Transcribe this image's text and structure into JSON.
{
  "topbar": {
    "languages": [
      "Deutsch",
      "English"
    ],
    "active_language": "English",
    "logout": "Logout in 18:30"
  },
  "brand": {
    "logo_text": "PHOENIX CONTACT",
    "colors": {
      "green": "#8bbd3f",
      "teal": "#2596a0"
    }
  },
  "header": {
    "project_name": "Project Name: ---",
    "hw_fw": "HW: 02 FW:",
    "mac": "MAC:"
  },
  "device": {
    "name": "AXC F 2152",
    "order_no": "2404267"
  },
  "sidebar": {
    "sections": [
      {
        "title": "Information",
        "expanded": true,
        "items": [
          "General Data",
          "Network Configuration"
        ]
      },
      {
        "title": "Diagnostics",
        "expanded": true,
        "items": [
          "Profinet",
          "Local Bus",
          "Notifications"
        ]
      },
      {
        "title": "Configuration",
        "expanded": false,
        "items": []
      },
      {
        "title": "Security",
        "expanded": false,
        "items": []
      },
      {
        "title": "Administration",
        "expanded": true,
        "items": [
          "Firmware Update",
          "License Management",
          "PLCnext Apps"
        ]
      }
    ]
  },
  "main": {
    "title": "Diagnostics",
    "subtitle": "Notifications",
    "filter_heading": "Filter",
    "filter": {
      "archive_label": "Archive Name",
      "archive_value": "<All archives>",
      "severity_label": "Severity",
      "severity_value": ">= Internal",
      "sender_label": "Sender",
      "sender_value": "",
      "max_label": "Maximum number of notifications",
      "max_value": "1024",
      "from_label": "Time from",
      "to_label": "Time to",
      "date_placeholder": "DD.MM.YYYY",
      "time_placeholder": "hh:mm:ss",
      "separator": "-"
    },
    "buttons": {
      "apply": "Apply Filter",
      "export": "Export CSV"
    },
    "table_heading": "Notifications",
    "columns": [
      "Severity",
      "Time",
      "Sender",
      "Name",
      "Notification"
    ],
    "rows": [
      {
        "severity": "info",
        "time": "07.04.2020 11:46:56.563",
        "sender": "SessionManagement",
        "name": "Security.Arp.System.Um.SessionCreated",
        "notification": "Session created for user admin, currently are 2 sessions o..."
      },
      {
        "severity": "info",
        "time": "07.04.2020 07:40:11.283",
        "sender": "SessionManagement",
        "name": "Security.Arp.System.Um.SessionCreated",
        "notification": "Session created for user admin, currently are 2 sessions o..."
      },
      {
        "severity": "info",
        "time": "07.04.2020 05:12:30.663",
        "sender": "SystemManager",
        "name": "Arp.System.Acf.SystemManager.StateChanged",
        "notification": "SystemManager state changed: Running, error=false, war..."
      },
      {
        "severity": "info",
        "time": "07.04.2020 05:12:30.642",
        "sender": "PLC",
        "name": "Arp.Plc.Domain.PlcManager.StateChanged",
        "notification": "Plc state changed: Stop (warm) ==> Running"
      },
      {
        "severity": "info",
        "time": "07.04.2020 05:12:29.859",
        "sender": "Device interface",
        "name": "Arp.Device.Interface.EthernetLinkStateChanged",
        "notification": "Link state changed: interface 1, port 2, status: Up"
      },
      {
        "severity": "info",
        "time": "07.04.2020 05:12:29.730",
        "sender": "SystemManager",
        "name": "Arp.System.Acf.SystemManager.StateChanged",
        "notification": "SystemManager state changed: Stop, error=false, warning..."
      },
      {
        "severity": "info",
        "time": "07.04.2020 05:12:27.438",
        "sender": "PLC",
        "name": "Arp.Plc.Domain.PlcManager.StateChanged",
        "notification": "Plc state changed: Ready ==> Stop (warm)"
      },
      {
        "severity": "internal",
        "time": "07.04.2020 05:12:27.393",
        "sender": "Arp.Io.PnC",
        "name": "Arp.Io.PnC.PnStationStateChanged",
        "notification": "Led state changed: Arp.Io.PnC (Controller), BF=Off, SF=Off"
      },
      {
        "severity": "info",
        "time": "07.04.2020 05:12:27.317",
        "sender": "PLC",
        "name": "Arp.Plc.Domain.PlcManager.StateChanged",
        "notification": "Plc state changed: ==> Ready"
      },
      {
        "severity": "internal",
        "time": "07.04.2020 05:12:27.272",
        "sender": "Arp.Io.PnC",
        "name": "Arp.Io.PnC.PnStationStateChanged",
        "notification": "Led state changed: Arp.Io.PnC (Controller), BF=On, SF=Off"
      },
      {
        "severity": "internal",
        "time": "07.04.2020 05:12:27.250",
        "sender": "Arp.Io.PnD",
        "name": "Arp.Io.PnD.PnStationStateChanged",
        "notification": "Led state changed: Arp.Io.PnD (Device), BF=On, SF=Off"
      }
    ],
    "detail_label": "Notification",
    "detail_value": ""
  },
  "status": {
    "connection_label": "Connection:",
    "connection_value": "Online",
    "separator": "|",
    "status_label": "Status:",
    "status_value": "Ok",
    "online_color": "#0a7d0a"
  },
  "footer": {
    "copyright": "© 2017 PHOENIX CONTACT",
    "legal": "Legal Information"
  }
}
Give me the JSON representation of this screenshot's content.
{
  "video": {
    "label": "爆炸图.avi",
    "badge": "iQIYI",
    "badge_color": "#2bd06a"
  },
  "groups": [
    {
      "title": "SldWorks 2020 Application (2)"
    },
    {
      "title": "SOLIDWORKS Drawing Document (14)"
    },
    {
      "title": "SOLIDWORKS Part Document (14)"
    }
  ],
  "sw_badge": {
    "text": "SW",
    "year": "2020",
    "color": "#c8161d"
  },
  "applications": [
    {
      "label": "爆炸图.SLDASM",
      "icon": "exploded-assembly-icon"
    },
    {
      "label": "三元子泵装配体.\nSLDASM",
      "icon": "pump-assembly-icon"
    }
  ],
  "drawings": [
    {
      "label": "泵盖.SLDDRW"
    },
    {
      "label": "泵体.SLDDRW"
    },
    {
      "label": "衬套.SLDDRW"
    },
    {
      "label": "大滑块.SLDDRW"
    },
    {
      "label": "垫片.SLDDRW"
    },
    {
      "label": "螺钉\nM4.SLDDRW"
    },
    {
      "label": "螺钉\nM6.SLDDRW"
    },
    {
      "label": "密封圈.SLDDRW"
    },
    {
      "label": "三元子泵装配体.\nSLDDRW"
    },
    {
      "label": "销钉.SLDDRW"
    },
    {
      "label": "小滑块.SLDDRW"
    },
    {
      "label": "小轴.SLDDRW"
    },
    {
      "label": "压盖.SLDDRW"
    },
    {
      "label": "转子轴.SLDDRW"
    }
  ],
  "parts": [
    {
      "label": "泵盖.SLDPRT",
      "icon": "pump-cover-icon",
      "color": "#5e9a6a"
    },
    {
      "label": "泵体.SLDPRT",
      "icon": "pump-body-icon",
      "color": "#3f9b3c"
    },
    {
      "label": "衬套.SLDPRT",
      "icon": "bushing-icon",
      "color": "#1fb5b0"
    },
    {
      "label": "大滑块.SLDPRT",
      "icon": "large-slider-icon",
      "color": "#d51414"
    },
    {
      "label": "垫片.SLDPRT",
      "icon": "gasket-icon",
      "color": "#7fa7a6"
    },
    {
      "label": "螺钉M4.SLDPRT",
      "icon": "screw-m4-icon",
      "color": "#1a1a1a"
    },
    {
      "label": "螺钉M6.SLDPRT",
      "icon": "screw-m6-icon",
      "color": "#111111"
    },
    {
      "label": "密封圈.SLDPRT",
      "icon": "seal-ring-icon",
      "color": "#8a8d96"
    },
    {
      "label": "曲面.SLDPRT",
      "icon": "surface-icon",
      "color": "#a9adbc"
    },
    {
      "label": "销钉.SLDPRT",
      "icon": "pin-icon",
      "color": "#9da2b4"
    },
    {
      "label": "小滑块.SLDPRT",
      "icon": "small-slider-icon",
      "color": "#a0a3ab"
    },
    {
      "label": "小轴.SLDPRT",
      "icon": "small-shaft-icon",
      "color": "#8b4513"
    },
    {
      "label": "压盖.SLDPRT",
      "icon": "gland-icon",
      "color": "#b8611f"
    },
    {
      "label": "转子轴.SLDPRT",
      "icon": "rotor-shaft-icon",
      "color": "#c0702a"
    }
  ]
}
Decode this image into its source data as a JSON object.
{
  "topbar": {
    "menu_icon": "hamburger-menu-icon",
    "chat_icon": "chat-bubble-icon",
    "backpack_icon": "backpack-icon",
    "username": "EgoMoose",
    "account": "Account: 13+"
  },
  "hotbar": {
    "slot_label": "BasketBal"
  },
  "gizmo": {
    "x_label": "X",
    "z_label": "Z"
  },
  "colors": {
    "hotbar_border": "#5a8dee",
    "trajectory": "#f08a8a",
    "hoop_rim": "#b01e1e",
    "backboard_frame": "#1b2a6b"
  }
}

= = =

Look through the data above. Find each line with the string "Information" and copy it.

        "title": "Information",
    "legal": "Legal Information"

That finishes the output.